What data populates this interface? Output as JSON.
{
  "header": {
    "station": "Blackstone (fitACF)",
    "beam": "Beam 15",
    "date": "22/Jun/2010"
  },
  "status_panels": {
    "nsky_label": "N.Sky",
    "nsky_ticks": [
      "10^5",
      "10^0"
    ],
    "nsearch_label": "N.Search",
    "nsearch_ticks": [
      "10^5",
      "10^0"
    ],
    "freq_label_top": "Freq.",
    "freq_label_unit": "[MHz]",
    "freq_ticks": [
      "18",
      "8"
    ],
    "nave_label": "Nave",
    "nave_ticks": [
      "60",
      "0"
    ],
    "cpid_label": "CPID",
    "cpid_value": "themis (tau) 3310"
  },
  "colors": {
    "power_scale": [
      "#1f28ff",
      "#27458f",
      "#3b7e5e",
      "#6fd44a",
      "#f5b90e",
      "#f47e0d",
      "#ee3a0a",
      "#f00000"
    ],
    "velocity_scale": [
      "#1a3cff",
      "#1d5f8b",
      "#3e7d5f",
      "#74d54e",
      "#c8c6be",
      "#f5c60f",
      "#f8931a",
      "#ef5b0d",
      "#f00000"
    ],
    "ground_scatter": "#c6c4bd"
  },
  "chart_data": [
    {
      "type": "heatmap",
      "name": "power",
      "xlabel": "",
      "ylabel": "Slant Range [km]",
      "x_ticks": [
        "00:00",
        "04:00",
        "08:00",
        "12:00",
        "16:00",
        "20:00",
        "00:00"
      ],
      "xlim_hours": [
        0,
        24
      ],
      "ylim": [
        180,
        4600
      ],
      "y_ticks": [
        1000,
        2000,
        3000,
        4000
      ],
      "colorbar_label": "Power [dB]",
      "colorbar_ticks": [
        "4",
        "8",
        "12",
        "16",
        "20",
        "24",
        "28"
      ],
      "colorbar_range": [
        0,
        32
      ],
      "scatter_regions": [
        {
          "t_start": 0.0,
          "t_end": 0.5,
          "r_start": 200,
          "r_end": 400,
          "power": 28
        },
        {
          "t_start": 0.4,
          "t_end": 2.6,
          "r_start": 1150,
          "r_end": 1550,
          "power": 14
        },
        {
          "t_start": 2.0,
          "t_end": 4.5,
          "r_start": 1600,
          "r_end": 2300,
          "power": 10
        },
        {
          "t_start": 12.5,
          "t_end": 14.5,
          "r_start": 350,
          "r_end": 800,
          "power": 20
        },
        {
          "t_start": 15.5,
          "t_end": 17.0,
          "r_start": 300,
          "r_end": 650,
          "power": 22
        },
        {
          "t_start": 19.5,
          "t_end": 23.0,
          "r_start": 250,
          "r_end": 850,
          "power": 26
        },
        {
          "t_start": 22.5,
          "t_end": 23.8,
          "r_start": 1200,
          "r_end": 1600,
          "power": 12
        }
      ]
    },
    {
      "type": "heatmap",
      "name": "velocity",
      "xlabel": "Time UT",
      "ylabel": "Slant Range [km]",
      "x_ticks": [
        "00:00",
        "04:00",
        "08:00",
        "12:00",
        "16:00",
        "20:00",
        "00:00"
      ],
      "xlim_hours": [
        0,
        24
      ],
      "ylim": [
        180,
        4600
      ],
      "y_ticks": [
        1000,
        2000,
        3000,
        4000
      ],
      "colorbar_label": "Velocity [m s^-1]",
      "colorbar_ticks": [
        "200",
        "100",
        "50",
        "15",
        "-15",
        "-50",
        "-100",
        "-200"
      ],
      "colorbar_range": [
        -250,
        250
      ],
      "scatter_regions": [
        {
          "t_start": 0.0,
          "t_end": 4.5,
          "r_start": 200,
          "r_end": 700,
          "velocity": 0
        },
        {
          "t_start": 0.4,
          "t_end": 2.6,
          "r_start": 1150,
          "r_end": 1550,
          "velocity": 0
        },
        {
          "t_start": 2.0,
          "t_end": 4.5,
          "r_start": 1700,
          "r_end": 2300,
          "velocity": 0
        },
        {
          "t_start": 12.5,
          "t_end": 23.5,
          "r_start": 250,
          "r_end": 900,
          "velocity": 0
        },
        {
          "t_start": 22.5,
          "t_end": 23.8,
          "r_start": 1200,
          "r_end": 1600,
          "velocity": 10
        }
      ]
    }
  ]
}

-.-.-

**Given task:** Write every entry out again exactly.

**Exercise output:**
What data populates this interface? Output as JSON.
{
  "header": {
    "station": "Blackstone (fitACF)",
    "beam": "Beam 15",
    "date": "22/Jun/2010"
  },
  "status_panels": {
    "nsky_label": "N.Sky",
    "nsky_ticks": [
      "10^5",
      "10^0"
    ],
    "nsearch_label": "N.Search",
    "nsearch_ticks": [
      "10^5",
      "10^0"
    ],
    "freq_label_top": "Freq.",
    "freq_label_unit": "[MHz]",
    "freq_ticks": [
      "18",
      "8"
    ],
    "nave_label": "Nave",
    "nave_ticks": [
      "60",
      "0"
    ],
    "cpid_label": "CPID",
    "cpid_value": "themis (tau) 3310"
  },
  "colors": {
    "power_scale": [
      "#1f28ff",
      "#27458f",
      "#3b7e5e",
      "#6fd44a",
      "#f5b90e",
      "#f47e0d",
      "#ee3a0a",
      "#f00000"
    ],
    "velocity_scale": [
      "#1a3cff",
      "#1d5f8b",
      "#3e7d5f",
      "#74d54e",
      "#c8c6be",
      "#f5c60f",
      "#f8931a",
      "#ef5b0d",
      "#f00000"
    ],
    "ground_scatter": "#c6c4bd"
  },
  "chart_data": [
    {
      "type": "heatmap",
      "name": "power",
      "xlabel": "",
      "ylabel": "Slant Range [km]",
      "x_ticks": [
        "00:00",
        "04:00",
        "08:00",
        "12:00",
        "16:00",
        "20:00",
        "00:00"
      ],
      "xlim_hours": [
        0,
        24
      ],
      "ylim": [
        180,
        4600
      ],
      "y_ticks": [
        1000,
        2000,
        3000,
        4000
      ],
      "colorbar_label": "Power [dB]",
      "colorbar_ticks": [
        "4",
        "8",
        "12",
        "16",
        "20",
        "24",
        "28"
      ],
      "colorbar_range": [
        0,
        32
      ],
      "scatter_regions": [
        {
          "t_start": 0.0,
          "t_end": 0.5,
          "r_start": 200,
          "r_end": 400,
          "power": 28
        },
        {
          "t_start": 0.4,
          "t_end": 2.6,
          "r_start": 1150,
          "r_end": 1550,
          "power": 14
        },
        {
          "t_start": 2.0,
          "t_end": 4.5,
          "r_start": 1600,
          "r_end": 2300,
          "power": 10
        },
        {
          "t_start": 12.5,
          "t_end": 14.5,
          "r_start": 350,
          "r_end": 800,
          "power": 20
        },
        {
          "t_start": 15.5,
          "t_end": 17.0,
          "r_start": 300,
          "r_end": 650,
          "power": 22
        },
        {
          "t_start": 19.5,
          "t_end": 23.0,
          "r_start": 250,
          "r_end": 850,
          "power": 26
        },
        {
          "t_start": 22.5,
          "t_end": 23.8,
          "r_start": 1200,
          "r_end": 1600,
          "power": 12
        }
      ]
    },
    {
      "type": "heatmap",
      "name": "velocity",
      "xlabel": "Time UT",
      "ylabel": "Slant Range [km]",
      "x_ticks": [
        "00:00",
        "04:00",
        "08:00",
        "12:00",
        "16:00",
        "20:00",
        "00:00"
      ],
      "xlim_hours": [
        0,
        24
      ],
      "ylim": [
        180,
        4600
      ],
      "y_ticks": [
        1000,
        2000,
        3000,
        4000
      ],
      "colorbar_label": "Velocity [m s^-1]",
      "colorbar_ticks": [
        "200",
        "100",
        "50",
        "15",
        "-15",
        "-50",
        "-100",
        "-200"
      ],
      "colorbar_range": [
        -250,
        250
      ],
      "scatter_regions": [
        {
          "t_start": 0.0,
          "t_end": 4.5,
          "r_start": 200,
          "r_end": 700,
          "velocity": 0
        },
        {
          "t_start": 0.4,
          "t_end": 2.6,
          "r_start": 1150,
          "r_end": 1550,
          "velocity": 0
        },
        {
          "t_start": 2.0,
          "t_end": 4.5,
          "r_start": 1700,
          "r_end": 2300,
          "velocity": 0
        },
        {
          "t_start": 12.5,
          "t_end": 23.5,
          "r_start": 250,
          "r_end": 900,
          "velocity": 0
        },
        {
          "t_start": 22.5,
          "t_end": 23.8,
          "r_start": 1200,
          "r_end": 1600,
          "velocity": 10
        }
      ]
    }
  ]
}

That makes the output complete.